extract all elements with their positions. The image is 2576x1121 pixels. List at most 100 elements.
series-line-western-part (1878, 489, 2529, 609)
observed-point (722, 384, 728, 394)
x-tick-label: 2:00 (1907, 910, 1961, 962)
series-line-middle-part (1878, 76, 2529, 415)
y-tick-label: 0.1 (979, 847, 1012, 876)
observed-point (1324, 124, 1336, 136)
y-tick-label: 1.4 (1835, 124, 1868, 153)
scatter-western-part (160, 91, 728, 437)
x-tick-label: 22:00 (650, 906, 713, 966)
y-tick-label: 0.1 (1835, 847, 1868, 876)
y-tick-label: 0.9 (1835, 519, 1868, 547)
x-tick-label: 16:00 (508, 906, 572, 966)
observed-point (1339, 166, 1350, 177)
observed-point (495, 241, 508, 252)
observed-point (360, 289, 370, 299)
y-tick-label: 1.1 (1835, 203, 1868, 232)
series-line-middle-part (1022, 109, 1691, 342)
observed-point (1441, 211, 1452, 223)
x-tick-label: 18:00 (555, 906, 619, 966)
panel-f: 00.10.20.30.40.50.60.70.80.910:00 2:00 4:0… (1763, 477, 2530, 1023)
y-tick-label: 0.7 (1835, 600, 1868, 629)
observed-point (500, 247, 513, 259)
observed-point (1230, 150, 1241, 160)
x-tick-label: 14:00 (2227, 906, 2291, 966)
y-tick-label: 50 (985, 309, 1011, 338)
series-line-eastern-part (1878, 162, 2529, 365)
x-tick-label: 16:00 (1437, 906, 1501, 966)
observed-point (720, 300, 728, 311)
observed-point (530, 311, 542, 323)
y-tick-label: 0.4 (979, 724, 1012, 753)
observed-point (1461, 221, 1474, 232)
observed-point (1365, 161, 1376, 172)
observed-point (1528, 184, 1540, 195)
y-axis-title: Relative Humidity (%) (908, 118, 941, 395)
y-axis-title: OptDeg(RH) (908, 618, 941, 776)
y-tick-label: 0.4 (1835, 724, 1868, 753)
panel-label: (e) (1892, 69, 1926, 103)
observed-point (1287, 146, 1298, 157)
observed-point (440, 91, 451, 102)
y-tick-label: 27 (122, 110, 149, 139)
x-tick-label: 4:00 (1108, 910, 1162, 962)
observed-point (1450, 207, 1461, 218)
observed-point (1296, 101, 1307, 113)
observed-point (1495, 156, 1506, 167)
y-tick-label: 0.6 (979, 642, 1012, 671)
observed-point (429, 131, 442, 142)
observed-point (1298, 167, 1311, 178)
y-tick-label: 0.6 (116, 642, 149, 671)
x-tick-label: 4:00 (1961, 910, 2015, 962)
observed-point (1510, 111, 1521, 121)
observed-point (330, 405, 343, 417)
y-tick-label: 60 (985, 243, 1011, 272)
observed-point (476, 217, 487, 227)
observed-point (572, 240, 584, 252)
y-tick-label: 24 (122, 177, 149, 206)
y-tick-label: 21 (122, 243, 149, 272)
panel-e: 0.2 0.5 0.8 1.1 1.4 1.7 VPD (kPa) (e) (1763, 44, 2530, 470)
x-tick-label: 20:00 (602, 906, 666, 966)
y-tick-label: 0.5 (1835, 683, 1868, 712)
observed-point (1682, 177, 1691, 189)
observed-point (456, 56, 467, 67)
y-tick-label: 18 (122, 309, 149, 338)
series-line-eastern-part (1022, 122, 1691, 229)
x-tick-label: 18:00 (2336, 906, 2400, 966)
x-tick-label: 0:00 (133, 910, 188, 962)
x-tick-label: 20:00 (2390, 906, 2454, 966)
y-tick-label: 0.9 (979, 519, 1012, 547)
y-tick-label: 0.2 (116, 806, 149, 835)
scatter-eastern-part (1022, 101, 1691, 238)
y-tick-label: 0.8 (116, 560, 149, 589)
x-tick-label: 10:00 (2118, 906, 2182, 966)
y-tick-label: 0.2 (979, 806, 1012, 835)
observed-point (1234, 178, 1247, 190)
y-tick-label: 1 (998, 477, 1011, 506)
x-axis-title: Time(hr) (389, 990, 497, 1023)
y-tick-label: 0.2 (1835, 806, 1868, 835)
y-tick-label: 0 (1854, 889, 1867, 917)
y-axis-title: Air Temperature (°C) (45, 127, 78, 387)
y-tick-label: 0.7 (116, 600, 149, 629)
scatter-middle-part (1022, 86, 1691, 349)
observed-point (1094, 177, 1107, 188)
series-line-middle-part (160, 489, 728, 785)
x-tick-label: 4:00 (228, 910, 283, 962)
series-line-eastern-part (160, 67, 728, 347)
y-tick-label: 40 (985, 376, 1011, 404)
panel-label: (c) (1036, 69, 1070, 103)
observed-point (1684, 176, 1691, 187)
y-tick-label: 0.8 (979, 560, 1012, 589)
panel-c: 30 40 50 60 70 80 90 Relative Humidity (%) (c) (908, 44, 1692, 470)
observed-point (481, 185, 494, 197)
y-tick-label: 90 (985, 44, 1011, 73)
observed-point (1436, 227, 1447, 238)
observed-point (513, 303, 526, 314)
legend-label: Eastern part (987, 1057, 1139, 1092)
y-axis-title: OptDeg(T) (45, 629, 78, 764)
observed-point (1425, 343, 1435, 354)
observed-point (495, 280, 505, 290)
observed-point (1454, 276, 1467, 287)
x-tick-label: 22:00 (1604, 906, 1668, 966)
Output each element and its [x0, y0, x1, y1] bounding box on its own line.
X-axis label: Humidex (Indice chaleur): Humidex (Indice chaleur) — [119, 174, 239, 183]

Exercise
Return every item above word for word, with no changes.

Full solution
extract all elements with their positions. The image is 2576x1121 pixels. List at most 100 elements.
series-line-western-part (1878, 489, 2529, 609)
observed-point (722, 384, 728, 394)
x-tick-label: 2:00 (1907, 910, 1961, 962)
series-line-middle-part (1878, 76, 2529, 415)
y-tick-label: 0.1 (979, 847, 1012, 876)
observed-point (1324, 124, 1336, 136)
y-tick-label: 1.4 (1835, 124, 1868, 153)
scatter-western-part (160, 91, 728, 437)
x-tick-label: 22:00 (650, 906, 713, 966)
y-tick-label: 0.1 (1835, 847, 1868, 876)
y-tick-label: 0.9 (1835, 519, 1868, 547)
x-tick-label: 16:00 (508, 906, 572, 966)
observed-point (1339, 166, 1350, 177)
observed-point (495, 241, 508, 252)
observed-point (360, 289, 370, 299)
y-tick-label: 1.1 (1835, 203, 1868, 232)
series-line-middle-part (1022, 109, 1691, 342)
observed-point (1441, 211, 1452, 223)
x-tick-label: 18:00 (555, 906, 619, 966)
panel-f: 00.10.20.30.40.50.60.70.80.910:00 2:00 4:0… (1763, 477, 2530, 1023)
y-tick-label: 0.7 (1835, 600, 1868, 629)
observed-point (500, 247, 513, 259)
observed-point (1230, 150, 1241, 160)
x-tick-label: 14:00 (2227, 906, 2291, 966)
y-tick-label: 50 (985, 309, 1011, 338)
series-line-eastern-part (1878, 162, 2529, 365)
x-tick-label: 16:00 (1437, 906, 1501, 966)
observed-point (720, 300, 728, 311)
observed-point (530, 311, 542, 323)
y-tick-label: 0.4 (979, 724, 1012, 753)
observed-point (1461, 221, 1474, 232)
observed-point (1365, 161, 1376, 172)
observed-point (1528, 184, 1540, 195)
y-axis-title: Relative Humidity (%) (908, 118, 941, 395)
y-axis-title: OptDeg(RH) (908, 618, 941, 776)
y-tick-label: 0.4 (1835, 724, 1868, 753)
panel-label: (e) (1892, 69, 1926, 103)
observed-point (1287, 146, 1298, 157)
observed-point (440, 91, 451, 102)
y-tick-label: 27 (122, 110, 149, 139)
x-tick-label: 4:00 (1108, 910, 1162, 962)
observed-point (1450, 207, 1461, 218)
observed-point (1296, 101, 1307, 113)
observed-point (1495, 156, 1506, 167)
y-tick-label: 0.6 (979, 642, 1012, 671)
observed-point (429, 131, 442, 142)
observed-point (1298, 167, 1311, 178)
y-tick-label: 0.6 (116, 642, 149, 671)
x-tick-label: 4:00 (1961, 910, 2015, 962)
observed-point (1510, 111, 1521, 121)
observed-point (330, 405, 343, 417)
y-tick-label: 60 (985, 243, 1011, 272)
observed-point (476, 217, 487, 227)
observed-point (572, 240, 584, 252)
y-tick-label: 24 (122, 177, 149, 206)
y-tick-label: 21 (122, 243, 149, 272)
panel-e: 0.2 0.5 0.8 1.1 1.4 1.7 VPD (kPa) (e) (1763, 44, 2530, 470)
x-tick-label: 20:00 (602, 906, 666, 966)
y-tick-label: 0.5 (1835, 683, 1868, 712)
observed-point (1682, 177, 1691, 189)
observed-point (456, 56, 467, 67)
y-tick-label: 18 (122, 309, 149, 338)
series-line-eastern-part (1022, 122, 1691, 229)
x-tick-label: 18:00 (2336, 906, 2400, 966)
x-tick-label: 0:00 (133, 910, 188, 962)
x-tick-label: 20:00 (2390, 906, 2454, 966)
y-tick-label: 0.9 (979, 519, 1012, 547)
y-tick-label: 0.2 (116, 806, 149, 835)
scatter-eastern-part (1022, 101, 1691, 238)
y-tick-label: 0.8 (116, 560, 149, 589)
x-tick-label: 10:00 (2118, 906, 2182, 966)
y-tick-label: 0.2 (979, 806, 1012, 835)
observed-point (1234, 178, 1247, 190)
y-tick-label: 1 (998, 477, 1011, 506)
x-axis-title: Time(hr) (389, 990, 497, 1023)
y-tick-label: 0.2 (1835, 806, 1868, 835)
y-tick-label: 0 (1854, 889, 1867, 917)
y-axis-title: Air Temperature (°C) (45, 127, 78, 387)
y-tick-label: 0.7 (116, 600, 149, 629)
scatter-middle-part (1022, 86, 1691, 349)
observed-point (1094, 177, 1107, 188)
series-line-middle-part (160, 489, 728, 785)
x-tick-label: 4:00 (228, 910, 283, 962)
series-line-eastern-part (160, 67, 728, 347)
y-tick-label: 40 (985, 376, 1011, 404)
panel-label: (c) (1036, 69, 1070, 103)
observed-point (1684, 176, 1691, 187)
y-tick-label: 0.8 (979, 560, 1012, 589)
panel-c: 30 40 50 60 70 80 90 Relative Humidity (%) (c) (908, 44, 1692, 470)
observed-point (481, 185, 494, 197)
y-tick-label: 90 (985, 44, 1011, 73)
observed-point (1436, 227, 1447, 238)
observed-point (513, 303, 526, 314)
legend-label: Eastern part (987, 1057, 1139, 1092)
y-axis-title: OptDeg(T) (45, 629, 78, 764)
observed-point (1425, 343, 1435, 354)
observed-point (495, 280, 505, 290)
observed-point (1454, 276, 1467, 287)
x-tick-label: 22:00 (1604, 906, 1668, 966)
Output each element and its [x0, y0, x1, y1] bounding box on its own line.
X-axis label: Humidex (Indice chaleur): Humidex (Indice chaleur) — [119, 174, 239, 183]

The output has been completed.